DATASET CONTENT >>
[BEGIN]

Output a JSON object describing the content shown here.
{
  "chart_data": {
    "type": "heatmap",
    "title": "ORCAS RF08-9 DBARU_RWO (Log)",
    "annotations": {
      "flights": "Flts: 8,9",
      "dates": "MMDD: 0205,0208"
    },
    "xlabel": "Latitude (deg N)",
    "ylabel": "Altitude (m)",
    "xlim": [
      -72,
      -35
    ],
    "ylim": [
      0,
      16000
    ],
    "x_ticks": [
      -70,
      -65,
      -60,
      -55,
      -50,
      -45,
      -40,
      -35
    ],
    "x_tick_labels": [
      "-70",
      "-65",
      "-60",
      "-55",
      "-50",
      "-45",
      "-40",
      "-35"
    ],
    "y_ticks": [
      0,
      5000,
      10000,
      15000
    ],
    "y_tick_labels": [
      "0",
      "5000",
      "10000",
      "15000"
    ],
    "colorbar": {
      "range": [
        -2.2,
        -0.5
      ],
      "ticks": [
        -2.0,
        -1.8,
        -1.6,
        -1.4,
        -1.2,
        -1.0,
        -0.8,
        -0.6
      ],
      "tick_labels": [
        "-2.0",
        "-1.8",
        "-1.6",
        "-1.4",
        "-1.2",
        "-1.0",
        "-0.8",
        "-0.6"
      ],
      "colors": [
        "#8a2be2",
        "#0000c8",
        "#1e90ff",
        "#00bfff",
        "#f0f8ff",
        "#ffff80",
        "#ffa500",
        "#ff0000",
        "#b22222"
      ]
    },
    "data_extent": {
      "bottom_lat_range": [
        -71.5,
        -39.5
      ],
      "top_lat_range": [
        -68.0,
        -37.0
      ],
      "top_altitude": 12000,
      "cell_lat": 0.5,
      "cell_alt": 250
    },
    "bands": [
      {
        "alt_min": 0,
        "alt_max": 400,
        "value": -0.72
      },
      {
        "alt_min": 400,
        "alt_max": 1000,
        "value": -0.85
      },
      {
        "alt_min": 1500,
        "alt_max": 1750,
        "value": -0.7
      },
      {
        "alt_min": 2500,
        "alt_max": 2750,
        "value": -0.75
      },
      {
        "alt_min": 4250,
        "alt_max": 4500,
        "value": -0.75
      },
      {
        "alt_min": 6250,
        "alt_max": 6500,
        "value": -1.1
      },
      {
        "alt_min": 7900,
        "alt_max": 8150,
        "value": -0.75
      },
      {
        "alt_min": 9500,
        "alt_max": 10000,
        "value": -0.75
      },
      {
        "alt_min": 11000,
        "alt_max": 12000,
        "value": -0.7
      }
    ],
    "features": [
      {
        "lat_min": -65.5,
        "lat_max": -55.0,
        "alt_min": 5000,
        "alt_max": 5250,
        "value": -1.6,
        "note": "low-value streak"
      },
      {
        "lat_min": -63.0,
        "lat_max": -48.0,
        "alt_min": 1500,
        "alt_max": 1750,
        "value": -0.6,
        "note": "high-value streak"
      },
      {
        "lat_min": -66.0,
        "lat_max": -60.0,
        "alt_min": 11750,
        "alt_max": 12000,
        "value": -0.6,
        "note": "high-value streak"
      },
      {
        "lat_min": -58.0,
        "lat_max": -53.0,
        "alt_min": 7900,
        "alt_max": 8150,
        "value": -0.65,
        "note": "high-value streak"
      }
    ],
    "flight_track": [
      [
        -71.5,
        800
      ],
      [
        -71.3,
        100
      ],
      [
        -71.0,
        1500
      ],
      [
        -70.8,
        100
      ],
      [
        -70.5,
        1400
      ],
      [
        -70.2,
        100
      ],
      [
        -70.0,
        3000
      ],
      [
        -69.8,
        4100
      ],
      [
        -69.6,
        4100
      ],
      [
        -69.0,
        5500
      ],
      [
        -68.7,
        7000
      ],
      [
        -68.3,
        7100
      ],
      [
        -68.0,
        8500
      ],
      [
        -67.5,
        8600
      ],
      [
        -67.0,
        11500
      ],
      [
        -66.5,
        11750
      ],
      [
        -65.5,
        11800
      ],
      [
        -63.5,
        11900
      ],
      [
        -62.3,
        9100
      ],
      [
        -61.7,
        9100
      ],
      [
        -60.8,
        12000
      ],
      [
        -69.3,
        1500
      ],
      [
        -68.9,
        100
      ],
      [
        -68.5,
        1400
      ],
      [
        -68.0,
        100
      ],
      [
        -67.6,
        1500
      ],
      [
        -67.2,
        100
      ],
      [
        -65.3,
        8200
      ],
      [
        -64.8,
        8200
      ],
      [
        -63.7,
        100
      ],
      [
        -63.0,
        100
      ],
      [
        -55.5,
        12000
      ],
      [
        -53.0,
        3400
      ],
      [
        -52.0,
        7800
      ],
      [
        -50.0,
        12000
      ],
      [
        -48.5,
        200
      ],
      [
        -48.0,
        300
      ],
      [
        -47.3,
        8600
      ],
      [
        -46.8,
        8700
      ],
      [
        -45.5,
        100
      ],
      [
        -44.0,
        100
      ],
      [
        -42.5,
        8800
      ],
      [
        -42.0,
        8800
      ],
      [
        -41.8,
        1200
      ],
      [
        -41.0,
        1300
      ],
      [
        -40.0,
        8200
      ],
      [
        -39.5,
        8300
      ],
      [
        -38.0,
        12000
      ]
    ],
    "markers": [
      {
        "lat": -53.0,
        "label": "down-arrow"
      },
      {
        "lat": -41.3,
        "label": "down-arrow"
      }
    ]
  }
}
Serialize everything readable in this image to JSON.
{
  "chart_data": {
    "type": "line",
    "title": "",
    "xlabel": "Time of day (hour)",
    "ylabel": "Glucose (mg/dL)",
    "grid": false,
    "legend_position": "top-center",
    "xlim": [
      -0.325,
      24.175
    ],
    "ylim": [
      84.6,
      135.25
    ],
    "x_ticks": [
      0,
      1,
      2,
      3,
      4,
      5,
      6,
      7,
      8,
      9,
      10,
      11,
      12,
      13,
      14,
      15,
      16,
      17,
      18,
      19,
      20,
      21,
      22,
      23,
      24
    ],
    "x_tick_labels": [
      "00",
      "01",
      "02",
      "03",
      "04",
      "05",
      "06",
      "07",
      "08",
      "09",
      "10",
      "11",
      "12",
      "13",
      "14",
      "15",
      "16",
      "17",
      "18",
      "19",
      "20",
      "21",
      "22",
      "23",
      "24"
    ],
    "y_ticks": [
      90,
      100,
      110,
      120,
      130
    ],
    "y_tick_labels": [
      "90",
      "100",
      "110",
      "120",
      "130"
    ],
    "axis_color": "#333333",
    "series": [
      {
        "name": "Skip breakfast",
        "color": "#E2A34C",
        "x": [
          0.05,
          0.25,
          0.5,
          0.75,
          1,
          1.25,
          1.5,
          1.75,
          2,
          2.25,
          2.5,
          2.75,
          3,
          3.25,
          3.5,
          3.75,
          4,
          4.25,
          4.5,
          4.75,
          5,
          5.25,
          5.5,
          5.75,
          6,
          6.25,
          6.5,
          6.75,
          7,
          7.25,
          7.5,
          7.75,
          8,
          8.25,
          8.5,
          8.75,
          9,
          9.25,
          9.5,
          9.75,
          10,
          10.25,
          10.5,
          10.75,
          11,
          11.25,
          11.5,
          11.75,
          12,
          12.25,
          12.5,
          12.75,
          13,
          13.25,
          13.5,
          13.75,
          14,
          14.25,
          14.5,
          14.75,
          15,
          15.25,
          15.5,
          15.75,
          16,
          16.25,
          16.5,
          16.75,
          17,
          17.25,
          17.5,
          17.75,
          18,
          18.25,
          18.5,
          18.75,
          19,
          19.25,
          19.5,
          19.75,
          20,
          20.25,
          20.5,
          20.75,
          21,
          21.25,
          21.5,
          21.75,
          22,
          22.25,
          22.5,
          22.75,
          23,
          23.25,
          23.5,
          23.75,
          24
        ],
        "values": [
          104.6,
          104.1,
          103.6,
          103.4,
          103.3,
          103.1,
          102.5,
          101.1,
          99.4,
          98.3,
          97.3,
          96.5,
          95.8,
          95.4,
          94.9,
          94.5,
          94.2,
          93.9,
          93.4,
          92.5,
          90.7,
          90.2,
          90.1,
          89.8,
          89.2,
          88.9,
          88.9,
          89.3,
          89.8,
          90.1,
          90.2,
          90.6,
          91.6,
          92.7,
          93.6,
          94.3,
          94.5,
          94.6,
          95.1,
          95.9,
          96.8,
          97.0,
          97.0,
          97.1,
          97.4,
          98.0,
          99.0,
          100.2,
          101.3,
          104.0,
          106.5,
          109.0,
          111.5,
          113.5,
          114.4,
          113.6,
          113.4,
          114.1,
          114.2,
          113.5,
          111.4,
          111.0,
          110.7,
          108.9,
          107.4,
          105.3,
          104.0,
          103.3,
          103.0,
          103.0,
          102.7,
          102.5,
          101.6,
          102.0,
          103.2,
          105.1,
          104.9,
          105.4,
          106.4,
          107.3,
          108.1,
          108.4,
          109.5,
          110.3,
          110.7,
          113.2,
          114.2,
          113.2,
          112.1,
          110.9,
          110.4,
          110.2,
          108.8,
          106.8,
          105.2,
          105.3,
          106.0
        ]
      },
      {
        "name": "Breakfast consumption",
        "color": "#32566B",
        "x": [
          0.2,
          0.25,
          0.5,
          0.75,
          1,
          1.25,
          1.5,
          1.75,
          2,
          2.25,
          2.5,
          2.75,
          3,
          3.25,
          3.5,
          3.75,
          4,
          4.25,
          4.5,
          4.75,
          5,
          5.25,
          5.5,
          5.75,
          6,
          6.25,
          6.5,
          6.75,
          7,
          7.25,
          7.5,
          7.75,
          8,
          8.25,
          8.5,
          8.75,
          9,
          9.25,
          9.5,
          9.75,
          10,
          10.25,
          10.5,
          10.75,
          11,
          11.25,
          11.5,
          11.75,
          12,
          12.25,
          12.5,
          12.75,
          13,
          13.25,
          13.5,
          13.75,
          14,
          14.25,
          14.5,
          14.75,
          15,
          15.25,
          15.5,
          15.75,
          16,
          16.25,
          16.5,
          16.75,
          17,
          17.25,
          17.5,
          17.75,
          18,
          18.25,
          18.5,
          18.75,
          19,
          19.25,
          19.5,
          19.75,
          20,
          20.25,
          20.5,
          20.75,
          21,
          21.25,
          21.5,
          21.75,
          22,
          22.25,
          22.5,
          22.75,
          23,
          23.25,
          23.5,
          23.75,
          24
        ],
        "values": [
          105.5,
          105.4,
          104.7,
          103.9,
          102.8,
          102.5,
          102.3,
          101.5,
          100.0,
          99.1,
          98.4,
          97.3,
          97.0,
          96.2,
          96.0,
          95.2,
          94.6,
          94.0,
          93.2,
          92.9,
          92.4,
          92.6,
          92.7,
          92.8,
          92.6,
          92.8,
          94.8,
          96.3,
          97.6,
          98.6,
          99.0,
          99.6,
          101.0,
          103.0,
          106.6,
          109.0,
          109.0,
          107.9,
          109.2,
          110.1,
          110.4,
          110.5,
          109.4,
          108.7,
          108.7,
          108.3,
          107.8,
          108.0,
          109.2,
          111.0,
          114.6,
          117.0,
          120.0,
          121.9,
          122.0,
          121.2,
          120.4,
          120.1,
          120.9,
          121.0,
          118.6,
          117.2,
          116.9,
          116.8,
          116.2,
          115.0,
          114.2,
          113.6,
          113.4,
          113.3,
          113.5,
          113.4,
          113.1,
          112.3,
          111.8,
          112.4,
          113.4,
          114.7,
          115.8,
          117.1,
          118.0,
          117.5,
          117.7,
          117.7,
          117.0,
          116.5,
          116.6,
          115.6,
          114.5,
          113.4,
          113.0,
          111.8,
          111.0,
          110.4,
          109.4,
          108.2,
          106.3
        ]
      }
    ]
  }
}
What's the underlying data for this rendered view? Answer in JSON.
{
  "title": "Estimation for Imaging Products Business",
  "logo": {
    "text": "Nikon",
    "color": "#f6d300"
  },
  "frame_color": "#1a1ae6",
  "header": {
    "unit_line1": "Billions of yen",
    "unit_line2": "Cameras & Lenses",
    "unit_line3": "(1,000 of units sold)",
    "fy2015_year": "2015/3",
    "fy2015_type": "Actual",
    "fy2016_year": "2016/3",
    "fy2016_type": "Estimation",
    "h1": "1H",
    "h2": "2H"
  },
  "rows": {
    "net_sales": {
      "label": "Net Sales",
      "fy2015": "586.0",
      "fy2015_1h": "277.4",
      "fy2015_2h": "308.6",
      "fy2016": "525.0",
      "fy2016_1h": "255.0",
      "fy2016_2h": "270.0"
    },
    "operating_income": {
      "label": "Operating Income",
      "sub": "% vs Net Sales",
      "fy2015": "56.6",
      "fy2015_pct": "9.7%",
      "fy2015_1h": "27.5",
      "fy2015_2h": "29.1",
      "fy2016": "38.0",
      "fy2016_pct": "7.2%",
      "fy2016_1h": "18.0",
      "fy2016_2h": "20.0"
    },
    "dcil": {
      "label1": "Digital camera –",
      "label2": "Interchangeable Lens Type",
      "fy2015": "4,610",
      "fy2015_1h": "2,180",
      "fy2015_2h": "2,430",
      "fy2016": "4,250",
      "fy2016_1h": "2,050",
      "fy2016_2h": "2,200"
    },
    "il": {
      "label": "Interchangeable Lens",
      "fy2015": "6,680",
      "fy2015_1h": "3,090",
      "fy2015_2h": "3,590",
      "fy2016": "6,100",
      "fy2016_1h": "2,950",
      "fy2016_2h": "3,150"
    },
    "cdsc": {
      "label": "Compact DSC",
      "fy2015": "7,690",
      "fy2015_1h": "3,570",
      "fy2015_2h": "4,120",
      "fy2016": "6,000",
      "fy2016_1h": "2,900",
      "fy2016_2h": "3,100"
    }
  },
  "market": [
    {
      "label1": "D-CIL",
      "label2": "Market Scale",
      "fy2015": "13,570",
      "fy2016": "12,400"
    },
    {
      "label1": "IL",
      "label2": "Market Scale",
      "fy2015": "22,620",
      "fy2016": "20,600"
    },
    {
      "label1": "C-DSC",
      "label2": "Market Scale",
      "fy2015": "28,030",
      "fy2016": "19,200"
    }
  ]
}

[END]

Work out the count of lines containing the word "this", then write only that count.

2